Data entries
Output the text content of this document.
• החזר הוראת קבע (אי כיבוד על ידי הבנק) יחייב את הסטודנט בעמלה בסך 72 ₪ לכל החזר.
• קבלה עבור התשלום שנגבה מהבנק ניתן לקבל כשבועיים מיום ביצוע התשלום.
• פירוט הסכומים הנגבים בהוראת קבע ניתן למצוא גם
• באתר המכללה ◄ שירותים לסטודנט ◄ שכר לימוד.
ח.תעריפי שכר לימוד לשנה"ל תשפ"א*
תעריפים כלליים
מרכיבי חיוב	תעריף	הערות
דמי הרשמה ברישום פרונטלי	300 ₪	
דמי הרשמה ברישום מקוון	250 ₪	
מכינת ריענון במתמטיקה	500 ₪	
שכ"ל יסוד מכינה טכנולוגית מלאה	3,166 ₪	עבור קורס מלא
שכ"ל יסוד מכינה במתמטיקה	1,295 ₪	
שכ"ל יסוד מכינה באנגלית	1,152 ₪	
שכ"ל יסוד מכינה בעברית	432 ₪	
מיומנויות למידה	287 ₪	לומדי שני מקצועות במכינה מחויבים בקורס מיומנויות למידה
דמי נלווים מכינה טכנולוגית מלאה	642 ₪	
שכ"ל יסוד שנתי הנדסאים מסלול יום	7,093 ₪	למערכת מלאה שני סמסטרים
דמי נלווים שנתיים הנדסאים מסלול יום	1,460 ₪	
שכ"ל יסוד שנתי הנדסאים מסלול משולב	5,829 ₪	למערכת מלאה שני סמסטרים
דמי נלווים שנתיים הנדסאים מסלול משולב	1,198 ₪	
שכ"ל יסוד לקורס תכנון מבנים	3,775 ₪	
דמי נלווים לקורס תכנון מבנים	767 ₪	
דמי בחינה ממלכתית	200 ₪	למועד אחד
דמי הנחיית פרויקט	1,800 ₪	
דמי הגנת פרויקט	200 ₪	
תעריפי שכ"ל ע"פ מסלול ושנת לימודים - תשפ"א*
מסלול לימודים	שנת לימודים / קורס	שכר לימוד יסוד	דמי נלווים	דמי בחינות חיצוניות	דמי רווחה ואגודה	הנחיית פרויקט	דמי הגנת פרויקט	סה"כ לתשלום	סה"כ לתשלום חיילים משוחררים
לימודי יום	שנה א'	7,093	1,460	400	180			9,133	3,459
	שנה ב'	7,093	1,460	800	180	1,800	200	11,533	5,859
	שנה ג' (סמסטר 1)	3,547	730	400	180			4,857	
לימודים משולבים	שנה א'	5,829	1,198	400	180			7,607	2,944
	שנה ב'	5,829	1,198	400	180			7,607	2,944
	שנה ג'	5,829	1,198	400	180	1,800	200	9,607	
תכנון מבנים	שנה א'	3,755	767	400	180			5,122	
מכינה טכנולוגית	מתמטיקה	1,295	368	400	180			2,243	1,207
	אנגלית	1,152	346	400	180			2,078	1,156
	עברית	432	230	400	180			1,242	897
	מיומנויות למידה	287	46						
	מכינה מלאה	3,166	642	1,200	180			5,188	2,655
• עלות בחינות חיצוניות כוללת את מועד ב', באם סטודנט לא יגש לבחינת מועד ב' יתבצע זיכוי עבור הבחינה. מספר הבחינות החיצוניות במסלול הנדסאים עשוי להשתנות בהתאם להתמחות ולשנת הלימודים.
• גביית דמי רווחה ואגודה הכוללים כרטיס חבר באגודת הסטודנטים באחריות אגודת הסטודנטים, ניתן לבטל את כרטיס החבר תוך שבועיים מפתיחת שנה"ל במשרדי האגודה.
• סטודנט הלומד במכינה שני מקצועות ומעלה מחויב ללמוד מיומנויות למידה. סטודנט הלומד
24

YOUR GOAL = Please quote the data above in full, with no line missing.

OUTPUT =
Output the text content of this document.
• החזר הוראת קבע (אי כיבוד על ידי הבנק) יחייב את הסטודנט בעמלה בסך 72 ₪ לכל החזר.
• קבלה עבור התשלום שנגבה מהבנק ניתן לקבל כשבועיים מיום ביצוע התשלום.
• פירוט הסכומים הנגבים בהוראת קבע ניתן למצוא גם
• באתר המכללה ◄ שירותים לסטודנט ◄ שכר לימוד.
ח.תעריפי שכר לימוד לשנה"ל תשפ"א*
תעריפים כלליים
מרכיבי חיוב	תעריף	הערות
דמי הרשמה ברישום פרונטלי	300 ₪	
דמי הרשמה ברישום מקוון	250 ₪	
מכינת ריענון במתמטיקה	500 ₪	
שכ"ל יסוד מכינה טכנולוגית מלאה	3,166 ₪	עבור קורס מלא
שכ"ל יסוד מכינה במתמטיקה	1,295 ₪	
שכ"ל יסוד מכינה באנגלית	1,152 ₪	
שכ"ל יסוד מכינה בעברית	432 ₪	
מיומנויות למידה	287 ₪	לומדי שני מקצועות במכינה מחויבים בקורס מיומנויות למידה
דמי נלווים מכינה טכנולוגית מלאה	642 ₪	
שכ"ל יסוד שנתי הנדסאים מסלול יום	7,093 ₪	למערכת מלאה שני סמסטרים
דמי נלווים שנתיים הנדסאים מסלול יום	1,460 ₪	
שכ"ל יסוד שנתי הנדסאים מסלול משולב	5,829 ₪	למערכת מלאה שני סמסטרים
דמי נלווים שנתיים הנדסאים מסלול משולב	1,198 ₪	
שכ"ל יסוד לקורס תכנון מבנים	3,775 ₪	
דמי נלווים לקורס תכנון מבנים	767 ₪	
דמי בחינה ממלכתית	200 ₪	למועד אחד
דמי הנחיית פרויקט	1,800 ₪	
דמי הגנת פרויקט	200 ₪	
תעריפי שכ"ל ע"פ מסלול ושנת לימודים - תשפ"א*
מסלול לימודים	שנת לימודים / קורס	שכר לימוד יסוד	דמי נלווים	דמי בחינות חיצוניות	דמי רווחה ואגודה	הנחיית פרויקט	דמי הגנת פרויקט	סה"כ לתשלום	סה"כ לתשלום חיילים משוחררים
לימודי יום	שנה א'	7,093	1,460	400	180			9,133	3,459
	שנה ב'	7,093	1,460	800	180	1,800	200	11,533	5,859
	שנה ג' (סמסטר 1)	3,547	730	400	180			4,857	
לימודים משולבים	שנה א'	5,829	1,198	400	180			7,607	2,944
	שנה ב'	5,829	1,198	400	180			7,607	2,944
	שנה ג'	5,829	1,198	400	180	1,800	200	9,607	
תכנון מבנים	שנה א'	3,755	767	400	180			5,122	
מכינה טכנולוגית	מתמטיקה	1,295	368	400	180			2,243	1,207
	אנגלית	1,152	346	400	180			2,078	1,156
	עברית	432	230	400	180			1,242	897
	מיומנויות למידה	287	46						
	מכינה מלאה	3,166	642	1,200	180			5,188	2,655
• עלות בחינות חיצוניות כוללת את מועד ב', באם סטודנט לא יגש לבחינת מועד ב' יתבצע זיכוי עבור הבחינה. מספר הבחינות החיצוניות במסלול הנדסאים עשוי להשתנות בהתאם להתמחות ולשנת הלימודים.
• גביית דמי רווחה ואגודה הכוללים כרטיס חבר באגודת הסטודנטים באחריות אגודת הסטודנטים, ניתן לבטל את כרטיס החבר תוך שבועיים מפתיחת שנה"ל במשרדי האגודה.
• סטודנט הלומד במכינה שני מקצועות ומעלה מחויב ללמוד מיומנויות למידה. סטודנט הלומד
24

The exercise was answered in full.